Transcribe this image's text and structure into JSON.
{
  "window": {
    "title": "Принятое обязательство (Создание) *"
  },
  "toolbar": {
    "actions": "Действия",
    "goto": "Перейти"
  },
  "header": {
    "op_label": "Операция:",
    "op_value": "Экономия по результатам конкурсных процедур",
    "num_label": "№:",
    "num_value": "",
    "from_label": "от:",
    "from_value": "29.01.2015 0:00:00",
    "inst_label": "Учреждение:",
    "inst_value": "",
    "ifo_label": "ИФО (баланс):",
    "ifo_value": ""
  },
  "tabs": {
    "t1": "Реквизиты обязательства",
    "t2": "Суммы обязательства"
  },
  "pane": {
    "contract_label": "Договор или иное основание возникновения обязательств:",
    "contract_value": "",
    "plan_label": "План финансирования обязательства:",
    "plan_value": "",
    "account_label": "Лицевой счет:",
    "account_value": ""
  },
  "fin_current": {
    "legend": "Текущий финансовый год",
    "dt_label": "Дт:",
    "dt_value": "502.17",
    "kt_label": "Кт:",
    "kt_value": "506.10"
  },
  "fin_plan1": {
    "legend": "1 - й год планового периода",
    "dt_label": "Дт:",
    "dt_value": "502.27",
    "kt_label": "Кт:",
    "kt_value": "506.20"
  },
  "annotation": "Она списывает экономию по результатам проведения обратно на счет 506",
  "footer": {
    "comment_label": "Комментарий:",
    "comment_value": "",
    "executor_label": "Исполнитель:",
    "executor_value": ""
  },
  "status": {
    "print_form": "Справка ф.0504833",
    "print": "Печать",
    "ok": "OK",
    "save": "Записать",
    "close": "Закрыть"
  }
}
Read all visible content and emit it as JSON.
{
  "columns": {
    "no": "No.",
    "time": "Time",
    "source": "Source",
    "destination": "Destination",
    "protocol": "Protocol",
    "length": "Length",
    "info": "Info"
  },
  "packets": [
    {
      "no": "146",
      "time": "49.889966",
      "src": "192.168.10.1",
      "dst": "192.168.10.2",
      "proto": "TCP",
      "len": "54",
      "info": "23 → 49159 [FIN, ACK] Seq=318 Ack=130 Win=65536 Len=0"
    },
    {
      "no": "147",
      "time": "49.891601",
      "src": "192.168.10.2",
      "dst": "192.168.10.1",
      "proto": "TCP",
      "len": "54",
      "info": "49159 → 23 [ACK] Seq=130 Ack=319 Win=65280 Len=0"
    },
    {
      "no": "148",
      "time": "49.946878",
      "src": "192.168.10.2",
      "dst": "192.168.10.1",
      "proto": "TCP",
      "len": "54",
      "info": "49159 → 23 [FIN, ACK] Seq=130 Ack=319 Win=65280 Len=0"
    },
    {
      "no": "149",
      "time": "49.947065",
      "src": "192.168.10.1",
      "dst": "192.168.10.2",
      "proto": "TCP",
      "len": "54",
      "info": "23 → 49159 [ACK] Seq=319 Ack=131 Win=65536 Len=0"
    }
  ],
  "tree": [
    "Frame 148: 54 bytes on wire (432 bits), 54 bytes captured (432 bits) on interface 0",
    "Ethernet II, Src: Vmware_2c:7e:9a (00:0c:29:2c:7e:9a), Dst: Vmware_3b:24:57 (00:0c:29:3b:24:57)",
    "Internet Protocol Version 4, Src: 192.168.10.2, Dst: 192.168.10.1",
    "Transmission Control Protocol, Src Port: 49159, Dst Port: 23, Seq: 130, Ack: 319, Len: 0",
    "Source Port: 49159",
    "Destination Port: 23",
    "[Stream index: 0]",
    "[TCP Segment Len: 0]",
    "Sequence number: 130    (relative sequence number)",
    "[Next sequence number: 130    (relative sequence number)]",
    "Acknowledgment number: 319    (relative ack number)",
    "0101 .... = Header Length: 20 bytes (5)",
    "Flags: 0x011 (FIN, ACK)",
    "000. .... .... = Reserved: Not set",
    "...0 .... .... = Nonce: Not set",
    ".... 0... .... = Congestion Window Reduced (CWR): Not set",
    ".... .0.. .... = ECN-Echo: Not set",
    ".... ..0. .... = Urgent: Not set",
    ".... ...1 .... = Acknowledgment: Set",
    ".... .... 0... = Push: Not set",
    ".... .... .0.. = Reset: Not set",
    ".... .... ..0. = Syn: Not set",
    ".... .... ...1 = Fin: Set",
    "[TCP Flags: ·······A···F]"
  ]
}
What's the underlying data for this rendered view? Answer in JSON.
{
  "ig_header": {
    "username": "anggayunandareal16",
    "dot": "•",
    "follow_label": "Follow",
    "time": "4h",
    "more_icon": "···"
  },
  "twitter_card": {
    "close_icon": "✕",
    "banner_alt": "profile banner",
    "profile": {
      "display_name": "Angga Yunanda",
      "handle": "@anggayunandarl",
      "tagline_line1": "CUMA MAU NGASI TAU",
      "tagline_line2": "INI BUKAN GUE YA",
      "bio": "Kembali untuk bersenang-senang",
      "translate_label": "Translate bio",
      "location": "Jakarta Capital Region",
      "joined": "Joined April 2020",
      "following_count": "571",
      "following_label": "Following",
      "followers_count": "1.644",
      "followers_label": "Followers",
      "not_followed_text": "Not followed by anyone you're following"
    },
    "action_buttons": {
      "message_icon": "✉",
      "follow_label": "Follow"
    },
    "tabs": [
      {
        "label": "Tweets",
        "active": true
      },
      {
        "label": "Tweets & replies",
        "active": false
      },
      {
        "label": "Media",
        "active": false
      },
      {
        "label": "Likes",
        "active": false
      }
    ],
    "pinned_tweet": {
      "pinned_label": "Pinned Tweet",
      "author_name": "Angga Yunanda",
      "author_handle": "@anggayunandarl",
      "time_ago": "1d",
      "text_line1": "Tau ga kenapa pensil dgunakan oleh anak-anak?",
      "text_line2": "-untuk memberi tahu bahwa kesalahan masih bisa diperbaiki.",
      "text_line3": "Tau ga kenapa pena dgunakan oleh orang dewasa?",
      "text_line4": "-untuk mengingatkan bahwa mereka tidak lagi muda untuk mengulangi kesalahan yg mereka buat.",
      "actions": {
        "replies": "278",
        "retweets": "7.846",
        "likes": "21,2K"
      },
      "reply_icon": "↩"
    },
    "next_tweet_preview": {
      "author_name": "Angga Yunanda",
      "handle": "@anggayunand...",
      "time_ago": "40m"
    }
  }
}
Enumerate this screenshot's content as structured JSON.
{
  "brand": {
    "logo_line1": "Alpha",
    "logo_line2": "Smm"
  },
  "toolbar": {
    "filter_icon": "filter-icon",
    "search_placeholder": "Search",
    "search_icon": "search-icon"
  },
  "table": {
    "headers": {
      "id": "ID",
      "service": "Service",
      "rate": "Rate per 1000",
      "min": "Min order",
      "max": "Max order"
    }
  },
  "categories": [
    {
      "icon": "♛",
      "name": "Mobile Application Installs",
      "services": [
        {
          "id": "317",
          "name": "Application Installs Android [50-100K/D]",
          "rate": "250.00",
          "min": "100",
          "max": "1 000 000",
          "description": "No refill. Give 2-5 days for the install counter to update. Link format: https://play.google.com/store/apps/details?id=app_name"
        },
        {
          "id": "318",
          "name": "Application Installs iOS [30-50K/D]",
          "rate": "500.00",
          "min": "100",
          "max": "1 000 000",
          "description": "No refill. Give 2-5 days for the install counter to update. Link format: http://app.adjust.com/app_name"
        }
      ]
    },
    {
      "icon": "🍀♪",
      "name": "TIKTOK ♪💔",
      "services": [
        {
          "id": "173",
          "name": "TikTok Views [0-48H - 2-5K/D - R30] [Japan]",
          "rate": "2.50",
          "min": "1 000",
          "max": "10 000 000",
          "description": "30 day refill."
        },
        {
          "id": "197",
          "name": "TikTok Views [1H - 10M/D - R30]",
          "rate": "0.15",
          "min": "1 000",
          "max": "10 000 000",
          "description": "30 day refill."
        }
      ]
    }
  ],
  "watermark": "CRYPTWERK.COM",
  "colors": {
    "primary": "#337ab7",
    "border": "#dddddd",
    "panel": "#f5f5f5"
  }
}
- - - -
**The task:** Report only the count of lines that include the string "number".

**Task output:** 3